● THE REQUEST
Answer with a single number: the count of lines that hold "color".

Figure record listings
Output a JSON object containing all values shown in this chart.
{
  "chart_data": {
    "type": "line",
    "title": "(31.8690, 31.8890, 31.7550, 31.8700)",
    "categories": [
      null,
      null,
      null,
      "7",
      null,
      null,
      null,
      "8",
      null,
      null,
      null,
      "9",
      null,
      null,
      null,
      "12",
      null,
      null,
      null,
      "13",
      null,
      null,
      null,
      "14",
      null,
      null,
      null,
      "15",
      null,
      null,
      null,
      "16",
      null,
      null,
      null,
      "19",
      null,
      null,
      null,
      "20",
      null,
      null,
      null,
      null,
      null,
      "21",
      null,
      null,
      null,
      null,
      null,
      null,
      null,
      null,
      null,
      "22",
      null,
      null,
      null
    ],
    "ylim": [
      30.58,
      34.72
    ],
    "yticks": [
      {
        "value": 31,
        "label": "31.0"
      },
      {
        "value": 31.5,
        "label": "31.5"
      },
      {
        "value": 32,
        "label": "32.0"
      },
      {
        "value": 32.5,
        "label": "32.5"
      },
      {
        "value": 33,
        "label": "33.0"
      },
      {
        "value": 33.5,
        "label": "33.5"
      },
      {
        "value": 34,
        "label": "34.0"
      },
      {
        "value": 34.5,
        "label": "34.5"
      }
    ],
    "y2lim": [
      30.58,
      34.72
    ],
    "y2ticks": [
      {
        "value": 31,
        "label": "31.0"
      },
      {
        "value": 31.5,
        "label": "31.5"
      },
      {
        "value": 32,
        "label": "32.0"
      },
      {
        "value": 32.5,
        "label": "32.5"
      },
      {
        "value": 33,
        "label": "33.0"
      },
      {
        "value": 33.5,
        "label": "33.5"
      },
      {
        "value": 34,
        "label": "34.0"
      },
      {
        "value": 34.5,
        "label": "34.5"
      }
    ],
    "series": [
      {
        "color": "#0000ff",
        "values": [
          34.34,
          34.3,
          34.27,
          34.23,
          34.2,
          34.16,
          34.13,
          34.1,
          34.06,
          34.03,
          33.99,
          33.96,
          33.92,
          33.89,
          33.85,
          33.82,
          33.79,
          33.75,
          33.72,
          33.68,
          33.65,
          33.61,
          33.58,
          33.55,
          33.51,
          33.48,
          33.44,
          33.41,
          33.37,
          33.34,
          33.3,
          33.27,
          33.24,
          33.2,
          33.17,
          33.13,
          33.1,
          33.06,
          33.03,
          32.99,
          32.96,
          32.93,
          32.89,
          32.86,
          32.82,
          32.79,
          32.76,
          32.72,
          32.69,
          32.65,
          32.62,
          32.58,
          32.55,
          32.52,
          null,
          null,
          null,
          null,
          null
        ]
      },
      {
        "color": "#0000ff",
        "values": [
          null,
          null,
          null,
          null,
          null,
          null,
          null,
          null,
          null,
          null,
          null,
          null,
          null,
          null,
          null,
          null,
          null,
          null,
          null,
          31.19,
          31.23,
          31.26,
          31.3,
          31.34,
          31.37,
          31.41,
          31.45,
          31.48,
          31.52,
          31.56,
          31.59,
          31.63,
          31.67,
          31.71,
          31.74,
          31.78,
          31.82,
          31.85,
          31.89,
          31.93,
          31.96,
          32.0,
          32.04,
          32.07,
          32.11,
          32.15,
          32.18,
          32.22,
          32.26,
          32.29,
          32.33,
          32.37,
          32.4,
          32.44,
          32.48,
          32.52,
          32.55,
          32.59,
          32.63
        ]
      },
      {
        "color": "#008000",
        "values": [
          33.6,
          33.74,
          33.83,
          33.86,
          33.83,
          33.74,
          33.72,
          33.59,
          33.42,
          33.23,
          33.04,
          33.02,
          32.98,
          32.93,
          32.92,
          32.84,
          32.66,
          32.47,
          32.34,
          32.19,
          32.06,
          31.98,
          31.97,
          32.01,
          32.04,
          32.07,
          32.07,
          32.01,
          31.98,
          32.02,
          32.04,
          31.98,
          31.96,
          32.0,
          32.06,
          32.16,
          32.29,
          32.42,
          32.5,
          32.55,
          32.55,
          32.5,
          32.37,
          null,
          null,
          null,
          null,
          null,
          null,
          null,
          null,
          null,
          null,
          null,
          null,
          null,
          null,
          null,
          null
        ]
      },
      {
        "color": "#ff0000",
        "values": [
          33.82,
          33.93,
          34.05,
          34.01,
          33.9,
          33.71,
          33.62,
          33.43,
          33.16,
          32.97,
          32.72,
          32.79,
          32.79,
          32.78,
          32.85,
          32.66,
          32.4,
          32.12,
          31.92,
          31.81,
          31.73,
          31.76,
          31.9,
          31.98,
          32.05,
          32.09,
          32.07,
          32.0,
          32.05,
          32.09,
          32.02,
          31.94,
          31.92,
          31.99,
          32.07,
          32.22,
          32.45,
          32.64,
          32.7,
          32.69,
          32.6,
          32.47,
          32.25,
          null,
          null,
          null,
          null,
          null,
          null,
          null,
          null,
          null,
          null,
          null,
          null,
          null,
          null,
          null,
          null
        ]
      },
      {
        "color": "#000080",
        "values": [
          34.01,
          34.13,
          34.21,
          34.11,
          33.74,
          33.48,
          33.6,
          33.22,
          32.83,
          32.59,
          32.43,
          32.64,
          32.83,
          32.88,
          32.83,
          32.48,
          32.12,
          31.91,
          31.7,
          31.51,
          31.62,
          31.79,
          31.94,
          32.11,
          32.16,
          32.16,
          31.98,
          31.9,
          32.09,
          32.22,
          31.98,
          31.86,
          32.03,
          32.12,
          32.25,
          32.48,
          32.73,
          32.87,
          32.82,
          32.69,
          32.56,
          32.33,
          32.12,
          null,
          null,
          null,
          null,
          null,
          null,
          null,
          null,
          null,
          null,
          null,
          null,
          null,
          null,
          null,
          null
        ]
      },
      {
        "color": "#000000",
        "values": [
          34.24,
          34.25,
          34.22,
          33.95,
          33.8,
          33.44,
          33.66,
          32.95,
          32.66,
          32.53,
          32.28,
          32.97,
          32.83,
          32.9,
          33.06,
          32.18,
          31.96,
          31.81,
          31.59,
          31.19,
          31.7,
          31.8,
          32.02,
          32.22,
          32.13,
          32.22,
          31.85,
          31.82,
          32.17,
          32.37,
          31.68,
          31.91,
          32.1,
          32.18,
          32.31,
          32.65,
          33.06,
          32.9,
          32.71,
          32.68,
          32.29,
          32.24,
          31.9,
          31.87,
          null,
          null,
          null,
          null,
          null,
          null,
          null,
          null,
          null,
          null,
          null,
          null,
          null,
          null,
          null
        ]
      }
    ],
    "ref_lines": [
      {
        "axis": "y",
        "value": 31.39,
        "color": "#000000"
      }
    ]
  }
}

● WRITTEN SOLUTION
7